**Exercise description**
Restate the entries below verbatim.

**Records for the task**
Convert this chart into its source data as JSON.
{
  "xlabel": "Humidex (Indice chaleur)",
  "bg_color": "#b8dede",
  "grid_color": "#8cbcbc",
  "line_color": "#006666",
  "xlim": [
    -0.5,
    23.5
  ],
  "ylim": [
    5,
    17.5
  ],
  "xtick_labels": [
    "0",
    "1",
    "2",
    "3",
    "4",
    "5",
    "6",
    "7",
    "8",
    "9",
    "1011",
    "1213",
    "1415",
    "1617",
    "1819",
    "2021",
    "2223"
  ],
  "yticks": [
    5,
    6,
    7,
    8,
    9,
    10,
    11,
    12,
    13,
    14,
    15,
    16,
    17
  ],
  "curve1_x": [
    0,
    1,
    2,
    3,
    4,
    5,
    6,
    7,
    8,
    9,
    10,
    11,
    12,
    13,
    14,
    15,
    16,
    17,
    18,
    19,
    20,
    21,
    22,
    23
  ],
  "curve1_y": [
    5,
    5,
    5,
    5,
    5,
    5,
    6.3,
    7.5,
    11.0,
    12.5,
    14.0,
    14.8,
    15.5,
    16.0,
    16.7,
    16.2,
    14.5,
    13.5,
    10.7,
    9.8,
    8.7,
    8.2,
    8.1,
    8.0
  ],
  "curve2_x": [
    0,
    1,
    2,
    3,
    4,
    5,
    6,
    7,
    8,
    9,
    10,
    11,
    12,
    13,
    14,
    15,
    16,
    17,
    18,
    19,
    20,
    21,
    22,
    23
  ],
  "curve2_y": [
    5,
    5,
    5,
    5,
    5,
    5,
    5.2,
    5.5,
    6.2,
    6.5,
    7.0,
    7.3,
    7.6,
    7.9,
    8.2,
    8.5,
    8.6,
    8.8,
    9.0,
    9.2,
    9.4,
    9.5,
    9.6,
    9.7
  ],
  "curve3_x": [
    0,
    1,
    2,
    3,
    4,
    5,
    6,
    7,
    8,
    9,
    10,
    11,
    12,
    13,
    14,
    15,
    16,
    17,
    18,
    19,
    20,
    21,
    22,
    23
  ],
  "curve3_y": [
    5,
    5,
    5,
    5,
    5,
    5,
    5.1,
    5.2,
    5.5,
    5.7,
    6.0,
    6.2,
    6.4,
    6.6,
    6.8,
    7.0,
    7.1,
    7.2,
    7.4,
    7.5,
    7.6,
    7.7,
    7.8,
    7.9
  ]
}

**Written answer**
Convert this chart into its source data as JSON.
{
  "xlabel": "Humidex (Indice chaleur)",
  "bg_color": "#b8dede",
  "grid_color": "#8cbcbc",
  "line_color": "#006666",
  "xlim": [
    -0.5,
    23.5
  ],
  "ylim": [
    5,
    17.5
  ],
  "xtick_labels": [
    "0",
    "1",
    "2",
    "3",
    "4",
    "5",
    "6",
    "7",
    "8",
    "9",
    "1011",
    "1213",
    "1415",
    "1617",
    "1819",
    "2021",
    "2223"
  ],
  "yticks": [
    5,
    6,
    7,
    8,
    9,
    10,
    11,
    12,
    13,
    14,
    15,
    16,
    17
  ],
  "curve1_x": [
    0,
    1,
    2,
    3,
    4,
    5,
    6,
    7,
    8,
    9,
    10,
    11,
    12,
    13,
    14,
    15,
    16,
    17,
    18,
    19,
    20,
    21,
    22,
    23
  ],
  "curve1_y": [
    5,
    5,
    5,
    5,
    5,
    5,
    6.3,
    7.5,
    11.0,
    12.5,
    14.0,
    14.8,
    15.5,
    16.0,
    16.7,
    16.2,
    14.5,
    13.5,
    10.7,
    9.8,
    8.7,
    8.2,
    8.1,
    8.0
  ],
  "curve2_x": [
    0,
    1,
    2,
    3,
    4,
    5,
    6,
    7,
    8,
    9,
    10,
    11,
    12,
    13,
    14,
    15,
    16,
    17,
    18,
    19,
    20,
    21,
    22,
    23
  ],
  "curve2_y": [
    5,
    5,
    5,
    5,
    5,
    5,
    5.2,
    5.5,
    6.2,
    6.5,
    7.0,
    7.3,
    7.6,
    7.9,
    8.2,
    8.5,
    8.6,
    8.8,
    9.0,
    9.2,
    9.4,
    9.5,
    9.6,
    9.7
  ],
  "curve3_x": [
    0,
    1,
    2,
    3,
    4,
    5,
    6,
    7,
    8,
    9,
    10,
    11,
    12,
    13,
    14,
    15,
    16,
    17,
    18,
    19,
    20,
    21,
    22,
    23
  ],
  "curve3_y": [
    5,
    5,
    5,
    5,
    5,
    5,
    5.1,
    5.2,
    5.5,
    5.7,
    6.0,
    6.2,
    6.4,
    6.6,
    6.8,
    7.0,
    7.1,
    7.2,
    7.4,
    7.5,
    7.6,
    7.7,
    7.8,
    7.9
  ]
}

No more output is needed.